(A block of data)
○ ○ ○

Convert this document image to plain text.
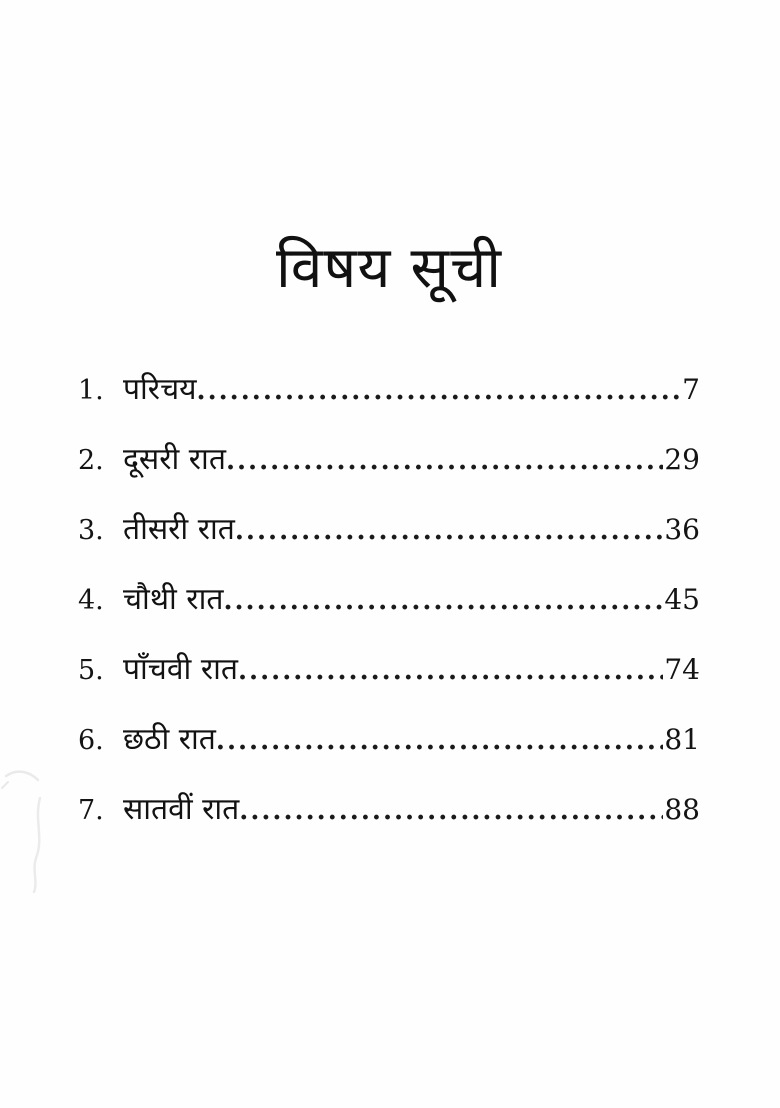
विषय सूची
1. परिचय .....	7
2. दूसरी रात .....	29
3. तीसरी रात .....	36
4. चौथी रात .....	45
5. पाँचवी रात .....	74
6. छठी रात .....	81
7. सातवीं रात .....	88
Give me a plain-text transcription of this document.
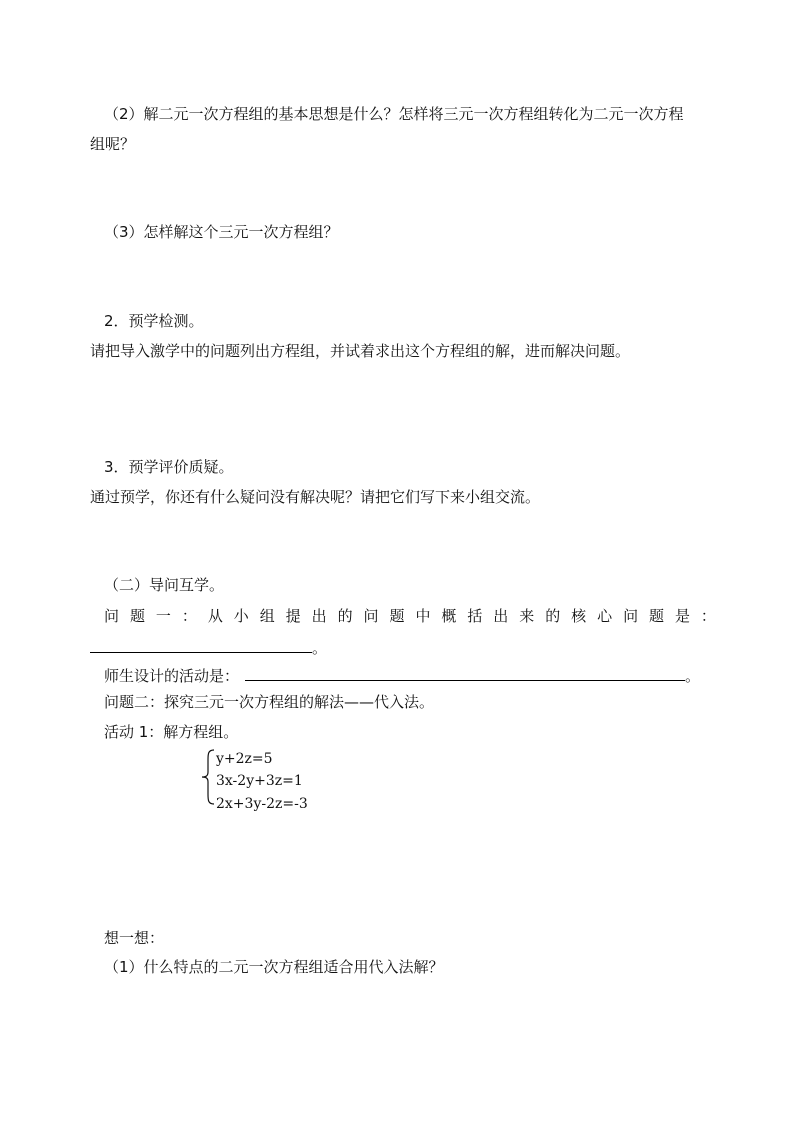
（2）解二元一次方程组的基本思想是什么？怎样将三元一次方程组转化为二元一次方程
组呢？
（3）怎样解这个三元一次方程组？
2．预学检测。
请把导入激学中的问题列出方程组，并试着求出这个方程组的解，进而解决问题。
3．预学评价质疑。
通过预学，你还有什么疑问没有解决呢？请把它们写下来小组交流。
（二）导问互学。
问 题 一 ： 从 小 组 提 出 的 问 题 中 概 括 出 来 的 核 心 问 题 是 ：
。
师生设计的活动是：	。
问题二：探究三元一次方程组的解法——代入法。
活动 1：解方程组。
y+2z=5
3x-2y+3z=1
2x+3y-2z=-3
想一想：
（1）什么特点的二元一次方程组适合用代入法解？
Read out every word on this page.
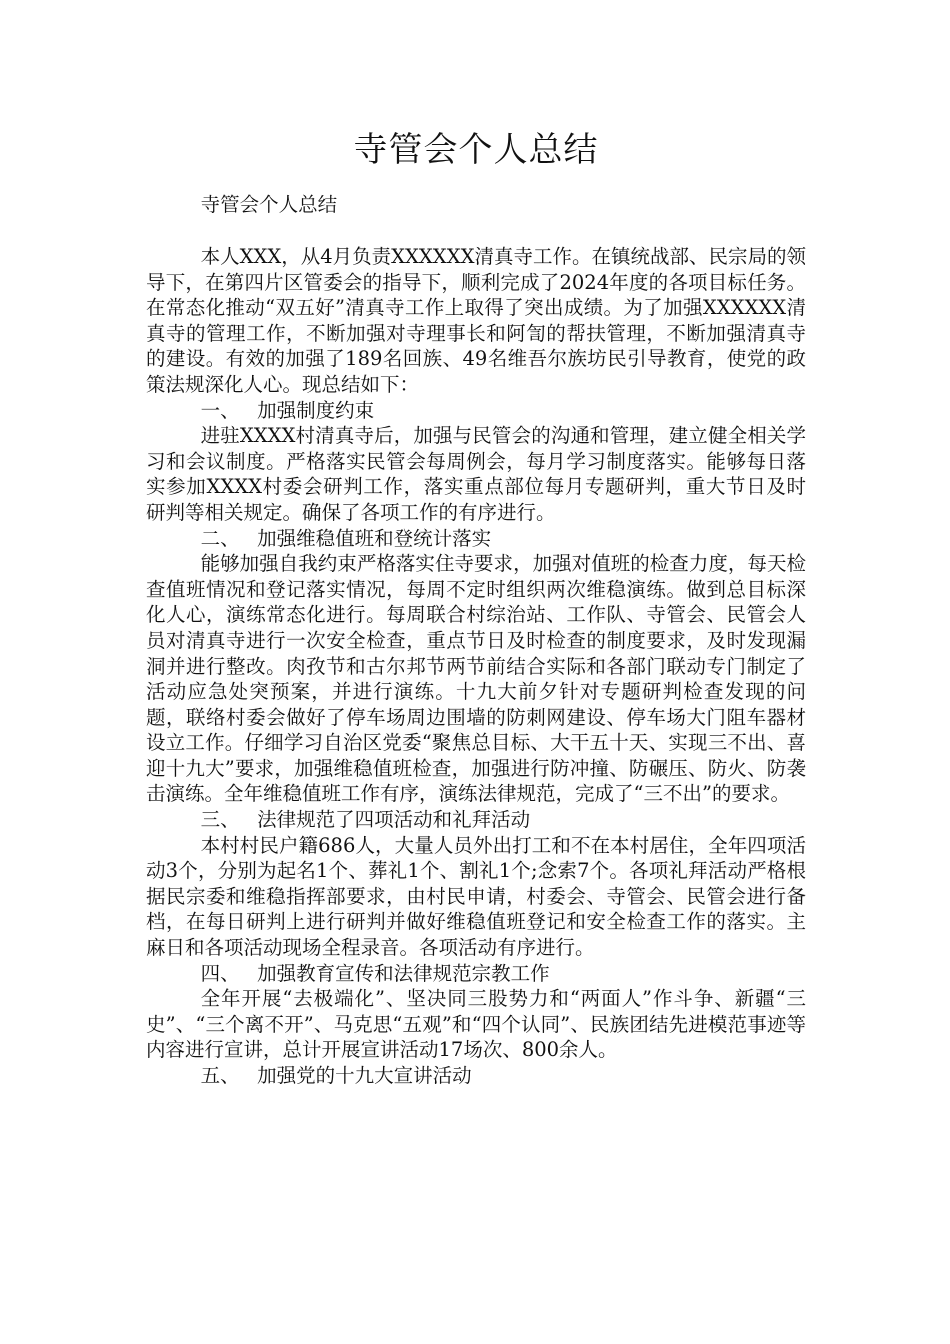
寺管会个人总结

寺管会个人总结

本人XXX，从4月负责XXXXXX清真寺工作。在镇统战部、民宗局的领导下，在第四片区管委会的指导下，顺利完成了2024年度的各项目标任务。在常态化推动“双五好”清真寺工作上取得了突出成绩。为了加强XXXXXX清真寺的管理工作，不断加强对寺理事长和阿訇的帮扶管理，不断加强清真寺的建设。有效的加强了189名回族、49名维吾尔族坊民引导教育，使党的政策法规深化人心。现总结如下：

一、 加强制度约束

进驻XXXX村清真寺后，加强与民管会的沟通和管理，建立健全相关学习和会议制度。严格落实民管会每周例会，每月学习制度落实。能够每日落实参加XXXX村委会研判工作，落实重点部位每月专题研判，重大节日及时研判等相关规定。确保了各项工作的有序进行。

二、 加强维稳值班和登统计落实

能够加强自我约束严格落实住寺要求，加强对值班的检查力度，每天检查值班情况和登记落实情况，每周不定时组织两次维稳演练。做到总目标深化人心，演练常态化进行。每周联合村综治站、工作队、寺管会、民管会人员对清真寺进行一次安全检查，重点节日及时检查的制度要求，及时发现漏洞并进行整改。肉孜节和古尔邦节两节前结合实际和各部门联动专门制定了活动应急处突预案，并进行演练。十九大前夕针对专题研判检查发现的问题，联络村委会做好了停车场周边围墙的防刺网建设、停车场大门阻车器材设立工作。仔细学习自治区党委“聚焦总目标、大干五十天、实现三不出、喜迎十九大”要求，加强维稳值班检查，加强进行防冲撞、防碾压、防火、防袭击演练。全年维稳值班工作有序，演练法律规范，完成了“三不出”的要求。

三、 法律规范了四项活动和礼拜活动

本村村民户籍686人，大量人员外出打工和不在本村居住，全年四项活动3个，分别为起名1个、葬礼1个、割礼1个;念索7个。各项礼拜活动严格根据民宗委和维稳指挥部要求，由村民申请，村委会、寺管会、民管会进行备档，在每日研判上进行研判并做好维稳值班登记和安全检查工作的落实。主麻日和各项活动现场全程录音。各项活动有序进行。

四、 加强教育宣传和法律规范宗教工作

全年开展“去极端化”、坚决同三股势力和“两面人”作斗争、新疆“三史”、“三个离不开”、马克思“五观”和“四个认同”、民族团结先进模范事迹等内容进行宣讲，总计开展宣讲活动17场次、800余人。

五、 加强党的十九大宣讲活动
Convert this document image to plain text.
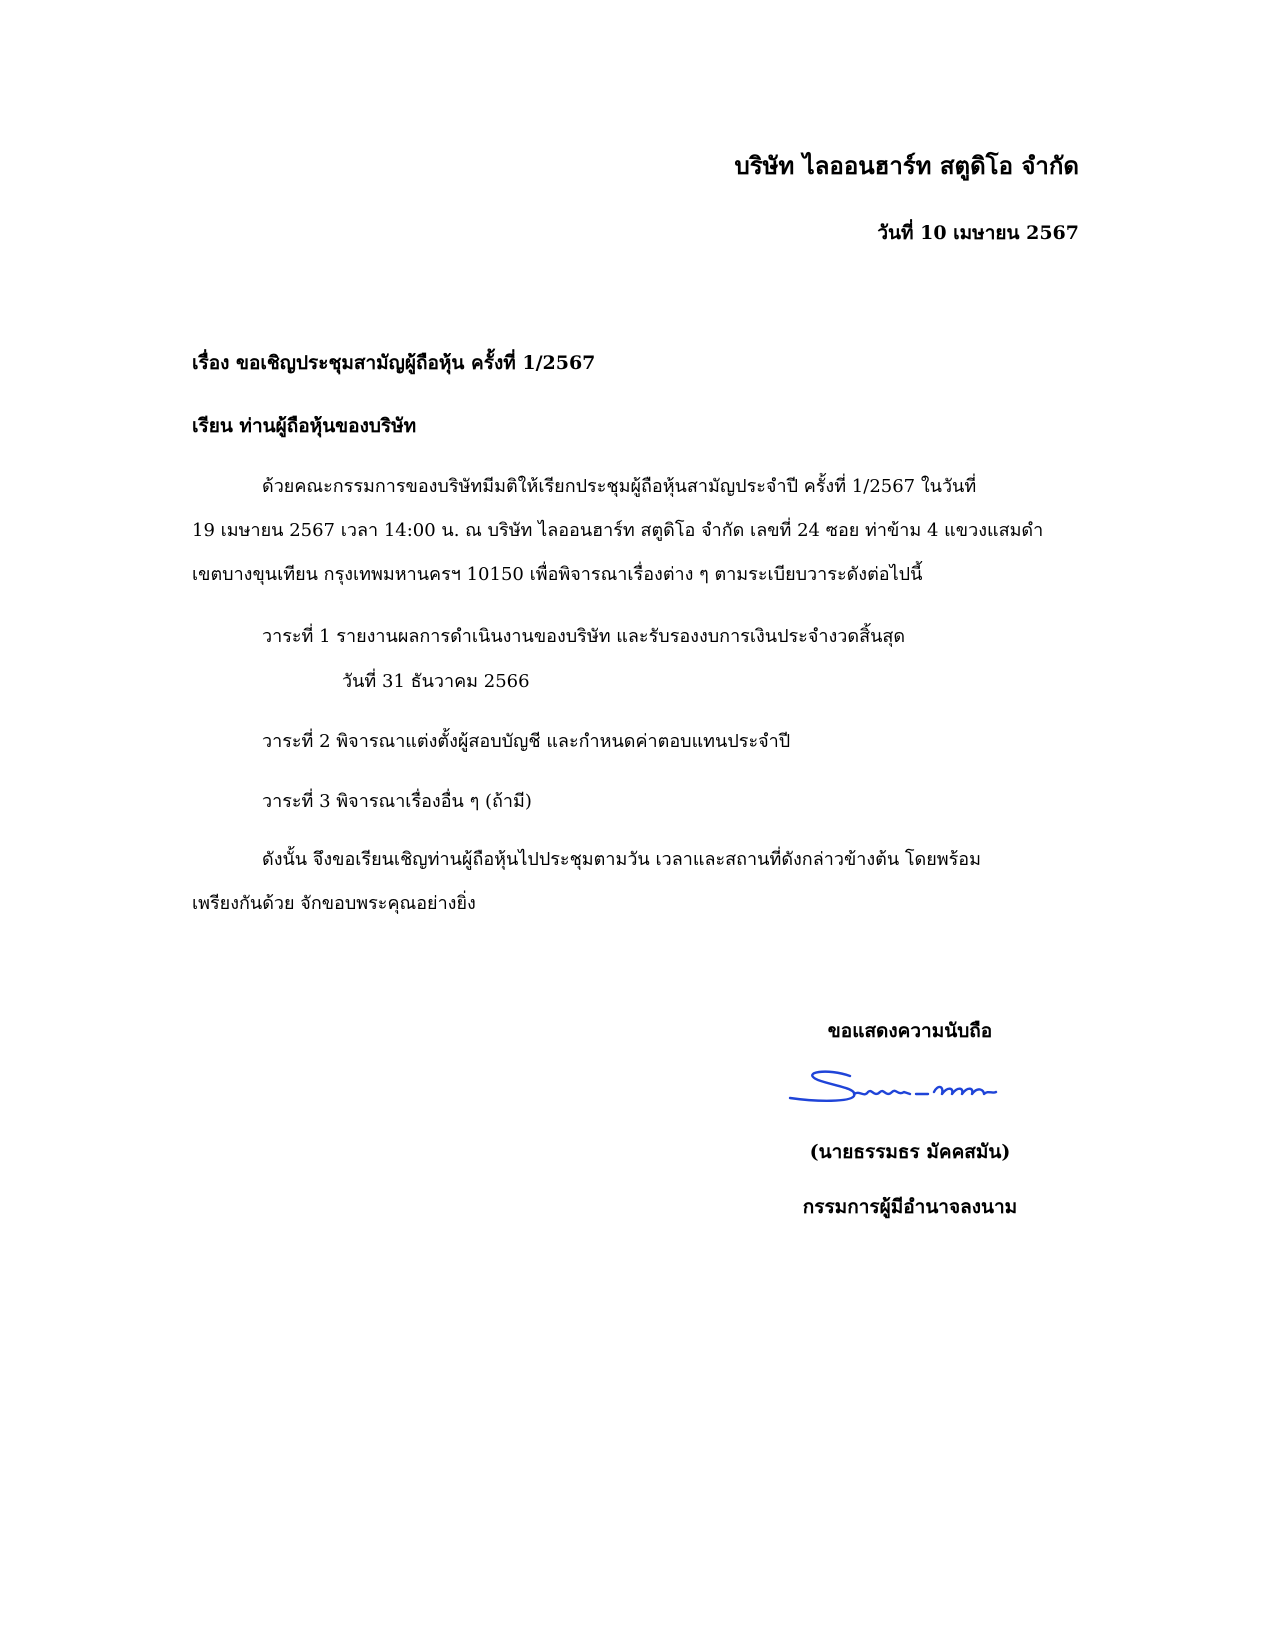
บริษัท ไลออนฮาร์ท สตูดิโอ จำกัด
วันที่ 10 เมษายน 2567
เรื่อง ขอเชิญประชุมสามัญผู้ถือหุ้น ครั้งที่ 1/2567
เรียน ท่านผู้ถือหุ้นของบริษัท
ด้วยคณะกรรมการของบริษัทมีมติให้เรียกประชุมผู้ถือหุ้นสามัญประจำปี ครั้งที่ 1/2567 ในวันที่
19 เมษายน 2567 เวลา 14:00 น. ณ บริษัท ไลออนฮาร์ท สตูดิโอ จำกัด เลขที่ 24 ซอย ท่าข้าม 4 แขวงแสมดำ
เขตบางขุนเทียน กรุงเทพมหานครฯ 10150 เพื่อพิจารณาเรื่องต่าง ๆ ตามระเบียบวาระดังต่อไปนี้
วาระที่ 1 รายงานผลการดำเนินงานของบริษัท และรับรองงบการเงินประจำงวดสิ้นสุด
วันที่ 31 ธันวาคม 2566
วาระที่ 2 พิจารณาแต่งตั้งผู้สอบบัญชี และกำหนดค่าตอบแทนประจำปี
วาระที่ 3 พิจารณาเรื่องอื่น ๆ (ถ้ามี)
ดังนั้น จึงขอเรียนเชิญท่านผู้ถือหุ้นไปประชุมตามวัน เวลาและสถานที่ดังกล่าวข้างต้น โดยพร้อม
เพรียงกันด้วย จักขอบพระคุณอย่างยิ่ง
ขอแสดงความนับถือ
(นายธรรมธร มัคคสมัน)
กรรมการผู้มีอำนาจลงนาม
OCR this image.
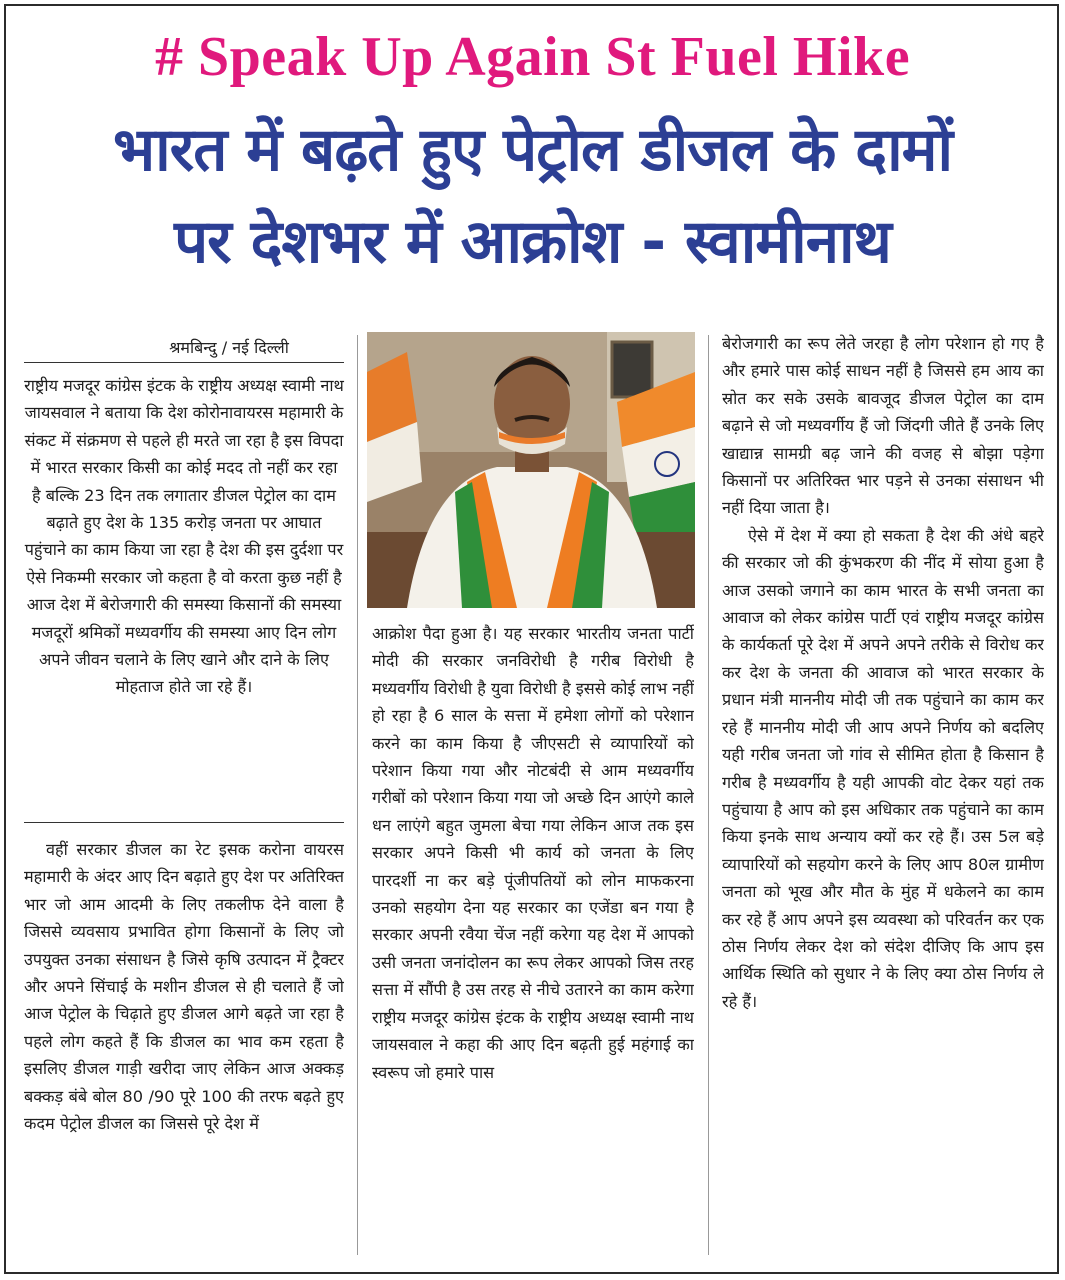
# Speak Up Again St Fuel Hike
भारत में बढ़ते हुए पेट्रोल डीजल के दामों
पर देशभर में आक्रोश - स्वामीनाथ
श्रमबिन्दु / नई दिल्ली

राष्ट्रीय मजदूर कांग्रेस इंटक के राष्ट्रीय अध्यक्ष स्वामी नाथ जायसवाल ने बताया कि देश कोरोनावायरस महामारी के संकट में संक्रमण से पहले ही मरते जा रहा है इस विपदा में भारत सरकार किसी का कोई मदद तो नहीं कर रहा है बल्कि 23 दिन तक लगातार डीजल पेट्रोल का दाम बढ़ाते हुए देश के 135 करोड़ जनता पर आघात पहुंचाने का काम किया जा रहा है देश की इस दुर्दशा पर ऐसे निकम्मी सरकार जो कहता है वो करता कुछ नहीं है आज देश में बेरोजगारी की समस्या किसानों की समस्या मजदूरों श्रमिकों मध्यवर्गीय की समस्या आए दिन लोग अपने जीवन चलाने के लिए खाने और दाने के लिए मोहताज होते जा रहे हैं।

वहीं सरकार डीजल का रेट इसक करोना वायरस महामारी के अंदर आए दिन बढ़ाते हुए देश पर अतिरिक्त भार जो आम आदमी के लिए तकलीफ देने वाला है जिससे व्यवसाय प्रभावित होगा किसानों के लिए जो उपयुक्त उनका संसाधन है जिसे कृषि उत्पादन में ट्रैक्टर और अपने सिंचाई के मशीन डीजल से ही चलाते हैं जो आज पेट्रोल के चिढ़ाते हुए डीजल आगे बढ़ते जा रहा है पहले लोग कहते हैं कि डीजल का भाव कम रहता है इसलिए डीजल गाड़ी खरीदा जाए लेकिन आज अक्कड़ बक्कड़ बंबे बोल 80 /90 पूरे 100 की तरफ बढ़ते हुए कदम पेट्रोल डीजल का जिससे पूरे देश में

आक्रोश पैदा हुआ है। यह सरकार भारतीय जनता पार्टी मोदी की सरकार जनविरोधी है गरीब विरोधी है मध्यवर्गीय विरोधी है युवा विरोधी है इससे कोई लाभ नहीं हो रहा है 6 साल के सत्ता में हमेशा लोगों को परेशान करने का काम किया है जीएसटी से व्यापारियों को परेशान किया गया और नोटबंदी से आम मध्यवर्गीय गरीबों को परेशान किया गया जो अच्छे दिन आएंगे काले धन लाएंगे बहुत जुमला बेचा गया लेकिन आज तक इस सरकार अपने किसी भी कार्य को जनता के लिए पारदर्शी ना कर बड़े पूंजीपतियों को लोन माफकरना उनको सहयोग देना यह सरकार का एजेंडा बन गया है सरकार अपनी रवैया चेंज नहीं करेगा यह देश में आपको उसी जनता जनांदोलन का रूप लेकर आपको जिस तरह सत्ता में सौंपी है उस तरह से नीचे उतारने का काम करेगा राष्ट्रीय मजदूर कांग्रेस इंटक के राष्ट्रीय अध्यक्ष स्वामी नाथ जायसवाल ने कहा की आए दिन बढ़ती हुई महंगाई का स्वरूप जो हमारे पास

बेरोजगारी का रूप लेते जरहा है लोग परेशान हो गए है और हमारे पास कोई साधन नहीं है जिससे हम आय का स्रोत कर सके उसके बावजूद डीजल पेट्रोल का दाम बढ़ाने से जो मध्यवर्गीय हैं जो जिंदगी जीते हैं उनके लिए खाद्यान्न सामग्री बढ़ जाने की वजह से बोझा पड़ेगा किसानों पर अतिरिक्त भार पड़ने से उनका संसाधन भी नहीं दिया जाता है।

ऐसे में देश में क्या हो सकता है देश की अंधे बहरे की सरकार जो की कुंभकरण की नींद में सोया हुआ है आज उसको जगाने का काम भारत के सभी जनता का आवाज को लेकर कांग्रेस पार्टी एवं राष्ट्रीय मजदूर कांग्रेस के कार्यकर्ता पूरे देश में अपने अपने तरीके से विरोध कर कर देश के जनता की आवाज को भारत सरकार के प्रधान मंत्री माननीय मोदी जी तक पहुंचाने का काम कर रहे हैं माननीय मोदी जी आप अपने निर्णय को बदलिए यही गरीब जनता जो गांव से सीमित होता है किसान है गरीब है मध्यवर्गीय है यही आपकी वोट देकर यहां तक पहुंचाया है आप को इस अधिकार तक पहुंचाने का काम किया इनके साथ अन्याय क्यों कर रहे हैं। उस 5ल बड़े व्यापारियों को सहयोग करने के लिए आप 80ल ग्रामीण जनता को भूख और मौत के मुंह में धकेलने का काम कर रहे हैं आप अपने इस व्यवस्था को परिवर्तन कर एक ठोस निर्णय लेकर देश को संदेश दीजिए कि आप इस आर्थिक स्थिति को सुधार ने के लिए क्या ठोस निर्णय ले रहे हैं।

○ ○ ○

(Exercise)
Copy out the lines in which the string "วาระท" appears.

(Final result)
วาระที่ 1 รายงานผลการดำเนินงานของบริษัท และรับรองงบการเงินประจำงวดสิ้นสุด
วาระที่ 2 พิจารณาแต่งตั้งผู้สอบบัญชี และกำหนดค่าตอบแทนประจำปี
วาระที่ 3 พิจารณาเรื่องอื่น ๆ (ถ้ามี)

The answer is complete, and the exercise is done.